Stored entries
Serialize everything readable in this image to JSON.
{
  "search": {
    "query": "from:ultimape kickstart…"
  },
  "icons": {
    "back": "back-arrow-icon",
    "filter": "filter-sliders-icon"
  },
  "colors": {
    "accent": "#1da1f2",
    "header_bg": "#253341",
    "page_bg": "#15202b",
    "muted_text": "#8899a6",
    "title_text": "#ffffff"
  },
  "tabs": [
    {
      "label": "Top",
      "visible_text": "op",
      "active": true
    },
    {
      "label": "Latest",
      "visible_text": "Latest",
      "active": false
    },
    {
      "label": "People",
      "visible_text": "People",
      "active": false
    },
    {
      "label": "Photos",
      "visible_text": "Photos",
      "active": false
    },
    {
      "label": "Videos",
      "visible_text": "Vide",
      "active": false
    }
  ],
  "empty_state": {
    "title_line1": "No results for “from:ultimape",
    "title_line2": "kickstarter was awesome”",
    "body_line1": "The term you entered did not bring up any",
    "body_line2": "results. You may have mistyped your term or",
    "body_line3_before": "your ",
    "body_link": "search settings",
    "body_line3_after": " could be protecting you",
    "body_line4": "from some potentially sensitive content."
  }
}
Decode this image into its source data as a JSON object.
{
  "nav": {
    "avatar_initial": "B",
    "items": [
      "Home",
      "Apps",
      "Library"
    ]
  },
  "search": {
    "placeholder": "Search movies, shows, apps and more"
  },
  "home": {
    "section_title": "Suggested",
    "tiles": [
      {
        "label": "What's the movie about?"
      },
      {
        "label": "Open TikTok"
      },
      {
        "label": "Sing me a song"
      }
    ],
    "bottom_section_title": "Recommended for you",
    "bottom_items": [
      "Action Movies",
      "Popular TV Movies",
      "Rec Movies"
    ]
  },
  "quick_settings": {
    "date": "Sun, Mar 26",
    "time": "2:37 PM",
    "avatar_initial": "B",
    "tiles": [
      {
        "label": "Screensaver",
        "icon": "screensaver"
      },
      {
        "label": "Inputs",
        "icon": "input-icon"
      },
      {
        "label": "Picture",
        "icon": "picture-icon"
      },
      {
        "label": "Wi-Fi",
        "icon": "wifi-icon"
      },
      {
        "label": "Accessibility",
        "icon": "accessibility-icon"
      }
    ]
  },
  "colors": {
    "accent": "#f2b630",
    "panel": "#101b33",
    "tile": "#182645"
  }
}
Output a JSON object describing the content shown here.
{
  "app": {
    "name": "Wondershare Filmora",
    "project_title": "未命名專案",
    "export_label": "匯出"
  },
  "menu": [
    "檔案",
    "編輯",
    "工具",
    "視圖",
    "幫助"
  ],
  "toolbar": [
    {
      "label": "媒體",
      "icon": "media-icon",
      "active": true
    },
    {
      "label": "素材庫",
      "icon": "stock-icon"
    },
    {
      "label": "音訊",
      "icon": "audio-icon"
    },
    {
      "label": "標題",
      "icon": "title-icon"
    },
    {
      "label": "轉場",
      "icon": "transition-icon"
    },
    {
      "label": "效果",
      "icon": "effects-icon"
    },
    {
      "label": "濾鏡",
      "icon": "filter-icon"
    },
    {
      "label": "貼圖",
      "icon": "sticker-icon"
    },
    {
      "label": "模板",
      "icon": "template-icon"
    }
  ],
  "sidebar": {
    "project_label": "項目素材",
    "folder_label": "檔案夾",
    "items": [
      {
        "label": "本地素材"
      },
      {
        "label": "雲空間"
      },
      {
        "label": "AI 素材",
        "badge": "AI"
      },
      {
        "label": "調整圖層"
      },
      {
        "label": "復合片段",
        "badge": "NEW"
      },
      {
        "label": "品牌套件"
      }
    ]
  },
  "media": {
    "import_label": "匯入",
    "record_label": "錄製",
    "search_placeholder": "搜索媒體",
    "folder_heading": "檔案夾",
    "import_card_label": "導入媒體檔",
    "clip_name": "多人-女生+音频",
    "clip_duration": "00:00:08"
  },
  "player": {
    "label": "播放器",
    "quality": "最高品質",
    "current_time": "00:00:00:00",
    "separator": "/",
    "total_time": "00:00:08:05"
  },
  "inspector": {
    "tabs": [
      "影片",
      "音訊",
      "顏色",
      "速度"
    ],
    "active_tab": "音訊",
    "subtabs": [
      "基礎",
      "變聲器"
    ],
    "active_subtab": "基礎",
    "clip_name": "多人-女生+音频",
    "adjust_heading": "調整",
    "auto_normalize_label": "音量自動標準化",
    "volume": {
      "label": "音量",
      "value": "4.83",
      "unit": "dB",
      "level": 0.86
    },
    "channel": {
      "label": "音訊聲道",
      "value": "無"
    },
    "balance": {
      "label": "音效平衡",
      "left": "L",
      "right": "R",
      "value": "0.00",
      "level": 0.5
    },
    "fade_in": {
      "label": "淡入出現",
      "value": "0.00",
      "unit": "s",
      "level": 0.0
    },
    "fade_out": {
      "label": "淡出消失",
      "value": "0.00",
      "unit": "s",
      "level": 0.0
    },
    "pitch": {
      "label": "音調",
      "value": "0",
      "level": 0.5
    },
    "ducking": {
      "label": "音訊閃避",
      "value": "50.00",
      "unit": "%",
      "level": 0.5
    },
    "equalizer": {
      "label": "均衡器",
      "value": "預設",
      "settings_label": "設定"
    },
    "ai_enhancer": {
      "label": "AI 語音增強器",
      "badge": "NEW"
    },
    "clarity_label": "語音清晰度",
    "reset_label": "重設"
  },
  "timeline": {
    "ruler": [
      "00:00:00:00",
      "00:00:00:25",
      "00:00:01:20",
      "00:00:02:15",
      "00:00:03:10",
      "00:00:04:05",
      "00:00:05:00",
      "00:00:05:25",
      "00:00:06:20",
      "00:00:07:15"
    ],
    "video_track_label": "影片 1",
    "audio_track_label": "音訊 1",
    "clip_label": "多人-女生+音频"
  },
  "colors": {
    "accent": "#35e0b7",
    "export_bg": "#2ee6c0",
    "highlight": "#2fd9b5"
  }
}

EXERCISE DESCRIPTION — Repeat every record, keeping each word and mark exactly as it is.

COMPLETE RESPONSE —
Serialize everything readable in this image to JSON.
{
  "search": {
    "query": "from:ultimape kickstart…"
  },
  "icons": {
    "back": "back-arrow-icon",
    "filter": "filter-sliders-icon"
  },
  "colors": {
    "accent": "#1da1f2",
    "header_bg": "#253341",
    "page_bg": "#15202b",
    "muted_text": "#8899a6",
    "title_text": "#ffffff"
  },
  "tabs": [
    {
      "label": "Top",
      "visible_text": "op",
      "active": true
    },
    {
      "label": "Latest",
      "visible_text": "Latest",
      "active": false
    },
    {
      "label": "People",
      "visible_text": "People",
      "active": false
    },
    {
      "label": "Photos",
      "visible_text": "Photos",
      "active": false
    },
    {
      "label": "Videos",
      "visible_text": "Vide",
      "active": false
    }
  ],
  "empty_state": {
    "title_line1": "No results for “from:ultimape",
    "title_line2": "kickstarter was awesome”",
    "body_line1": "The term you entered did not bring up any",
    "body_line2": "results. You may have mistyped your term or",
    "body_line3_before": "your ",
    "body_link": "search settings",
    "body_line3_after": " could be protecting you",
    "body_line4": "from some potentially sensitive content."
  }
}
Decode this image into its source data as a JSON object.
{
  "nav": {
    "avatar_initial": "B",
    "items": [
      "Home",
      "Apps",
      "Library"
    ]
  },
  "search": {
    "placeholder": "Search movies, shows, apps and more"
  },
  "home": {
    "section_title": "Suggested",
    "tiles": [
      {
        "label": "What's the movie about?"
      },
      {
        "label": "Open TikTok"
      },
      {
        "label": "Sing me a song"
      }
    ],
    "bottom_section_title": "Recommended for you",
    "bottom_items": [
      "Action Movies",
      "Popular TV Movies",
      "Rec Movies"
    ]
  },
  "quick_settings": {
    "date": "Sun, Mar 26",
    "time": "2:37 PM",
    "avatar_initial": "B",
    "tiles": [
      {
        "label": "Screensaver",
        "icon": "screensaver"
      },
      {
        "label": "Inputs",
        "icon": "input-icon"
      },
      {
        "label": "Picture",
        "icon": "picture-icon"
      },
      {
        "label": "Wi-Fi",
        "icon": "wifi-icon"
      },
      {
        "label": "Accessibility",
        "icon": "accessibility-icon"
      }
    ]
  },
  "colors": {
    "accent": "#f2b630",
    "panel": "#101b33",
    "tile": "#182645"
  }
}
Output a JSON object describing the content shown here.
{
  "app": {
    "name": "Wondershare Filmora",
    "project_title": "未命名專案",
    "export_label": "匯出"
  },
  "menu": [
    "檔案",
    "編輯",
    "工具",
    "視圖",
    "幫助"
  ],
  "toolbar": [
    {
      "label": "媒體",
      "icon": "media-icon",
      "active": true
    },
    {
      "label": "素材庫",
      "icon": "stock-icon"
    },
    {
      "label": "音訊",
      "icon": "audio-icon"
    },
    {
      "label": "標題",
      "icon": "title-icon"
    },
    {
      "label": "轉場",
      "icon": "transition-icon"
    },
    {
      "label": "效果",
      "icon": "effects-icon"
    },
    {
      "label": "濾鏡",
      "icon": "filter-icon"
    },
    {
      "label": "貼圖",
      "icon": "sticker-icon"
    },
    {
      "label": "模板",
      "icon": "template-icon"
    }
  ],
  "sidebar": {
    "project_label": "項目素材",
    "folder_label": "檔案夾",
    "items": [
      {
        "label": "本地素材"
      },
      {
        "label": "雲空間"
      },
      {
        "label": "AI 素材",
        "badge": "AI"
      },
      {
        "label": "調整圖層"
      },
      {
        "label": "復合片段",
        "badge": "NEW"
      },
      {
        "label": "品牌套件"
      }
    ]
  },
  "media": {
    "import_label": "匯入",
    "record_label": "錄製",
    "search_placeholder": "搜索媒體",
    "folder_heading": "檔案夾",
    "import_card_label": "導入媒體檔",
    "clip_name": "多人-女生+音频",
    "clip_duration": "00:00:08"
  },
  "player": {
    "label": "播放器",
    "quality": "最高品質",
    "current_time": "00:00:00:00",
    "separator": "/",
    "total_time": "00:00:08:05"
  },
  "inspector": {
    "tabs": [
      "影片",
      "音訊",
      "顏色",
      "速度"
    ],
    "active_tab": "音訊",
    "subtabs": [
      "基礎",
      "變聲器"
    ],
    "active_subtab": "基礎",
    "clip_name": "多人-女生+音频",
    "adjust_heading": "調整",
    "auto_normalize_label": "音量自動標準化",
    "volume": {
      "label": "音量",
      "value": "4.83",
      "unit": "dB",
      "level": 0.86
    },
    "channel": {
      "label": "音訊聲道",
      "value": "無"
    },
    "balance": {
      "label": "音效平衡",
      "left": "L",
      "right": "R",
      "value": "0.00",
      "level": 0.5
    },
    "fade_in": {
      "label": "淡入出現",
      "value": "0.00",
      "unit": "s",
      "level": 0.0
    },
    "fade_out": {
      "label": "淡出消失",
      "value": "0.00",
      "unit": "s",
      "level": 0.0
    },
    "pitch": {
      "label": "音調",
      "value": "0",
      "level": 0.5
    },
    "ducking": {
      "label": "音訊閃避",
      "value": "50.00",
      "unit": "%",
      "level": 0.5
    },
    "equalizer": {
      "label": "均衡器",
      "value": "預設",
      "settings_label": "設定"
    },
    "ai_enhancer": {
      "label": "AI 語音增強器",
      "badge": "NEW"
    },
    "clarity_label": "語音清晰度",
    "reset_label": "重設"
  },
  "timeline": {
    "ruler": [
      "00:00:00:00",
      "00:00:00:25",
      "00:00:01:20",
      "00:00:02:15",
      "00:00:03:10",
      "00:00:04:05",
      "00:00:05:00",
      "00:00:05:25",
      "00:00:06:20",
      "00:00:07:15"
    ],
    "video_track_label": "影片 1",
    "audio_track_label": "音訊 1",
    "clip_label": "多人-女生+音频"
  },
  "colors": {
    "accent": "#35e0b7",
    "export_bg": "#2ee6c0",
    "highlight": "#2fd9b5"
  }
}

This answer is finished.